━━━━━ Information provided

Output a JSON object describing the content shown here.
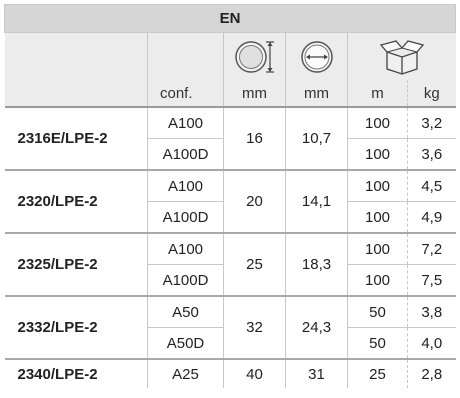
{
  "header": {
    "title": "EN",
    "units": {
      "conf": "conf.",
      "outer_diameter": "mm",
      "inner_diameter": "mm",
      "length": "m",
      "weight": "kg"
    },
    "icons": [
      "outer-diameter-icon",
      "inner-diameter-icon",
      "package-box-icon"
    ]
  },
  "rows": [
    {
      "code": "2316E/LPE-2",
      "outer": "16",
      "inner": "10,7",
      "variants": [
        {
          "conf": "A100",
          "m": "100",
          "kg": "3,2"
        },
        {
          "conf": "A100D",
          "m": "100",
          "kg": "3,6"
        }
      ]
    },
    {
      "code": "2320/LPE-2",
      "outer": "20",
      "inner": "14,1",
      "variants": [
        {
          "conf": "A100",
          "m": "100",
          "kg": "4,5"
        },
        {
          "conf": "A100D",
          "m": "100",
          "kg": "4,9"
        }
      ]
    },
    {
      "code": "2325/LPE-2",
      "outer": "25",
      "inner": "18,3",
      "variants": [
        {
          "conf": "A100",
          "m": "100",
          "kg": "7,2"
        },
        {
          "conf": "A100D",
          "m": "100",
          "kg": "7,5"
        }
      ]
    },
    {
      "code": "2332/LPE-2",
      "outer": "32",
      "inner": "24,3",
      "variants": [
        {
          "conf": "A50",
          "m": "50",
          "kg": "3,8"
        },
        {
          "conf": "A50D",
          "m": "50",
          "kg": "4,0"
        }
      ]
    },
    {
      "code": "2340/LPE-2",
      "outer": "40",
      "inner": "31",
      "variants": [
        {
          "conf": "A25",
          "m": "25",
          "kg": "2,8"
        }
      ]
    }
  ]
}
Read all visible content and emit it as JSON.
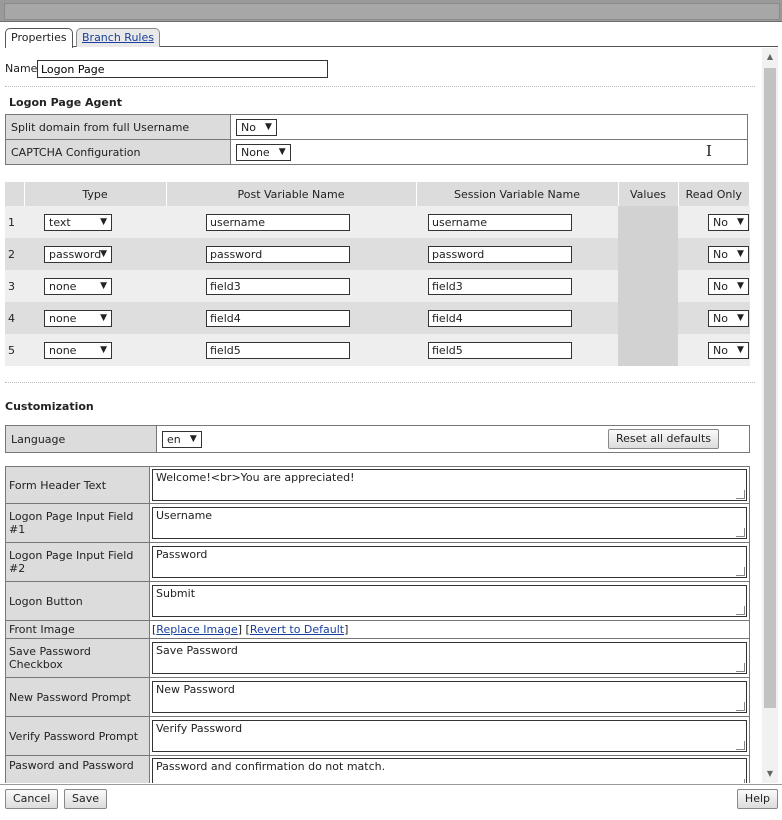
{
  "tabs": [
    {
      "label": "Properties",
      "active": true
    },
    {
      "label": "Branch Rules",
      "active": false
    }
  ],
  "name": {
    "label": "Name:",
    "value": "Logon Page"
  },
  "agent": {
    "title": "Logon Page Agent",
    "rows": [
      {
        "label": "Split domain from full Username",
        "value": "No"
      },
      {
        "label": "CAPTCHA Configuration",
        "value": "None"
      }
    ]
  },
  "variables": {
    "headers": {
      "type": "Type",
      "post": "Post Variable Name",
      "session": "Session Variable Name",
      "values": "Values",
      "readonly": "Read Only"
    },
    "rows": [
      {
        "idx": "1",
        "type": "text",
        "post": "username",
        "session": "username",
        "readonly": "No"
      },
      {
        "idx": "2",
        "type": "password",
        "post": "password",
        "session": "password",
        "readonly": "No"
      },
      {
        "idx": "3",
        "type": "none",
        "post": "field3",
        "session": "field3",
        "readonly": "No"
      },
      {
        "idx": "4",
        "type": "none",
        "post": "field4",
        "session": "field4",
        "readonly": "No"
      },
      {
        "idx": "5",
        "type": "none",
        "post": "field5",
        "session": "field5",
        "readonly": "No"
      }
    ]
  },
  "customization": {
    "title": "Customization",
    "language": {
      "label": "Language",
      "value": "en",
      "reset_label": "Reset all defaults"
    },
    "fields": [
      {
        "label": "Form Header Text",
        "value": "Welcome!<br>You are appreciated!"
      },
      {
        "label": "Logon Page Input Field #1",
        "value": "Username"
      },
      {
        "label": "Logon Page Input Field #2",
        "value": "Password"
      },
      {
        "label": "Logon Button",
        "value": "Submit"
      }
    ],
    "front_image": {
      "label": "Front Image",
      "replace": "Replace Image",
      "revert": "Revert to Default"
    },
    "fields2": [
      {
        "label": "Save Password Checkbox",
        "value": "Save Password"
      },
      {
        "label": "New Password Prompt",
        "value": "New Password"
      },
      {
        "label": "Verify Password Prompt",
        "value": "Verify Password"
      },
      {
        "label": "Pasword and Password",
        "value": "Password and confirmation do not match."
      }
    ]
  },
  "footer": {
    "cancel": "Cancel",
    "save": "Save",
    "help": "Help"
  },
  "icons": {
    "dropdown": "▼",
    "scroll_up": "▲",
    "scroll_down": "▼",
    "cursor": "I-beam-icon"
  }
}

━━━━━━━━━━

Task directions
List all lines from the entries that include the word "Prompt".

Complete output
        "label": "New Password Prompt",
        "label": "Verify Password Prompt",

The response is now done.